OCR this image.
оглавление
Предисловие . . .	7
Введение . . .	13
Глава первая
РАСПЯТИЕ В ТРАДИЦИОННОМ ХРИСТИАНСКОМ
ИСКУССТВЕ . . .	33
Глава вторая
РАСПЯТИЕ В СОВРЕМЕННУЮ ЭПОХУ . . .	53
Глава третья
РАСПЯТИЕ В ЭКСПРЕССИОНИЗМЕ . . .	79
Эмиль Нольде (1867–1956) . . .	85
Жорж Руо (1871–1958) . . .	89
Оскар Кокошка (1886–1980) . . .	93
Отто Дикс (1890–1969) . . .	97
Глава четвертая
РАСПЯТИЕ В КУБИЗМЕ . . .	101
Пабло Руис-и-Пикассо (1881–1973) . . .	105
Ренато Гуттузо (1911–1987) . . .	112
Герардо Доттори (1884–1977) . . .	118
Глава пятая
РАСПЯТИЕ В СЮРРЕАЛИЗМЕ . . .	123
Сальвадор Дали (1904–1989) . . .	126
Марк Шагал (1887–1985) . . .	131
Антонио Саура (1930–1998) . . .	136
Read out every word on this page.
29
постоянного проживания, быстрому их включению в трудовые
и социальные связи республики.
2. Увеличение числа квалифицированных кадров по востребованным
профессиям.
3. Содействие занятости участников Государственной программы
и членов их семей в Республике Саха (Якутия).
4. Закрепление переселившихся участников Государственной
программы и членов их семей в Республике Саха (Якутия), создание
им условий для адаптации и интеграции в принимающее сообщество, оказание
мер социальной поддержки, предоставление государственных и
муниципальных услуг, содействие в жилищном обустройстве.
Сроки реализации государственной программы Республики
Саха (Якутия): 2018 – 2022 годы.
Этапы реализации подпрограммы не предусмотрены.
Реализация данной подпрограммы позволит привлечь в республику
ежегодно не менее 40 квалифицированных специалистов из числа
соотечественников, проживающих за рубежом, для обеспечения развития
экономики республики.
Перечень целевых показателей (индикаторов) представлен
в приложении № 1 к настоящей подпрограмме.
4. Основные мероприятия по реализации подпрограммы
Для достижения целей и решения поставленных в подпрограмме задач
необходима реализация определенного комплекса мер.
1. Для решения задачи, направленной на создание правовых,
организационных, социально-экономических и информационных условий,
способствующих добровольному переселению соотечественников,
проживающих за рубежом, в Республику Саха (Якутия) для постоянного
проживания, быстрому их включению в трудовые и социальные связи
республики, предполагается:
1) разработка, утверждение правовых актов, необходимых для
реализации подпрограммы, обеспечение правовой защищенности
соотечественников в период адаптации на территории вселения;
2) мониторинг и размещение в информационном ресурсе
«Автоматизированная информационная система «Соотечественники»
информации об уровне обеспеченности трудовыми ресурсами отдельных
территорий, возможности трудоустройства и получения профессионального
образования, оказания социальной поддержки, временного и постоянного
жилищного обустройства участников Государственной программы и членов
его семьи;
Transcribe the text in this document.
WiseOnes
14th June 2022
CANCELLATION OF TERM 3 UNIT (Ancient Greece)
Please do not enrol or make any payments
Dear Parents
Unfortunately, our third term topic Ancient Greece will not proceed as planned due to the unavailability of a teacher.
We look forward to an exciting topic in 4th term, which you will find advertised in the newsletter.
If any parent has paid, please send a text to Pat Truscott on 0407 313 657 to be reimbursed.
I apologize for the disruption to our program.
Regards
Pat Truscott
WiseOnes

*GIVEN REQUEST*.
Give all of the entries again, word for word.

*WRITTEN RESPONSE*.
OCR this image.
оглавление
Предисловие . . .	7
Введение . . .	13
Глава первая
РАСПЯТИЕ В ТРАДИЦИОННОМ ХРИСТИАНСКОМ
ИСКУССТВЕ . . .	33
Глава вторая
РАСПЯТИЕ В СОВРЕМЕННУЮ ЭПОХУ . . .	53
Глава третья
РАСПЯТИЕ В ЭКСПРЕССИОНИЗМЕ . . .	79
Эмиль Нольде (1867–1956) . . .	85
Жорж Руо (1871–1958) . . .	89
Оскар Кокошка (1886–1980) . . .	93
Отто Дикс (1890–1969) . . .	97
Глава четвертая
РАСПЯТИЕ В КУБИЗМЕ . . .	101
Пабло Руис-и-Пикассо (1881–1973) . . .	105
Ренато Гуттузо (1911–1987) . . .	112
Герардо Доттори (1884–1977) . . .	118
Глава пятая
РАСПЯТИЕ В СЮРРЕАЛИЗМЕ . . .	123
Сальвадор Дали (1904–1989) . . .	126
Марк Шагал (1887–1985) . . .	131
Антонио Саура (1930–1998) . . .	136
Read out every word on this page.
29
постоянного проживания, быстрому их включению в трудовые
и социальные связи республики.
2. Увеличение числа квалифицированных кадров по востребованным
профессиям.
3. Содействие занятости участников Государственной программы
и членов их семей в Республике Саха (Якутия).
4. Закрепление переселившихся участников Государственной
программы и членов их семей в Республике Саха (Якутия), создание
им условий для адаптации и интеграции в принимающее сообщество, оказание
мер социальной поддержки, предоставление государственных и
муниципальных услуг, содействие в жилищном обустройстве.
Сроки реализации государственной программы Республики
Саха (Якутия): 2018 – 2022 годы.
Этапы реализации подпрограммы не предусмотрены.
Реализация данной подпрограммы позволит привлечь в республику
ежегодно не менее 40 квалифицированных специалистов из числа
соотечественников, проживающих за рубежом, для обеспечения развития
экономики республики.
Перечень целевых показателей (индикаторов) представлен
в приложении № 1 к настоящей подпрограмме.
4. Основные мероприятия по реализации подпрограммы
Для достижения целей и решения поставленных в подпрограмме задач
необходима реализация определенного комплекса мер.
1. Для решения задачи, направленной на создание правовых,
организационных, социально-экономических и информационных условий,
способствующих добровольному переселению соотечественников,
проживающих за рубежом, в Республику Саха (Якутия) для постоянного
проживания, быстрому их включению в трудовые и социальные связи
республики, предполагается:
1) разработка, утверждение правовых актов, необходимых для
реализации подпрограммы, обеспечение правовой защищенности
соотечественников в период адаптации на территории вселения;
2) мониторинг и размещение в информационном ресурсе
«Автоматизированная информационная система «Соотечественники»
информации об уровне обеспеченности трудовыми ресурсами отдельных
территорий, возможности трудоустройства и получения профессионального
образования, оказания социальной поддержки, временного и постоянного
жилищного обустройства участников Государственной программы и членов
его семьи;
Transcribe the text in this document.
WiseOnes
14th June 2022
CANCELLATION OF TERM 3 UNIT (Ancient Greece)
Please do not enrol or make any payments
Dear Parents
Unfortunately, our third term topic Ancient Greece will not proceed as planned due to the unavailability of a teacher.
We look forward to an exciting topic in 4th term, which you will find advertised in the newsletter.
If any parent has paid, please send a text to Pat Truscott on 0407 313 657 to be reimbursed.
I apologize for the disruption to our program.
Regards
Pat Truscott
WiseOnes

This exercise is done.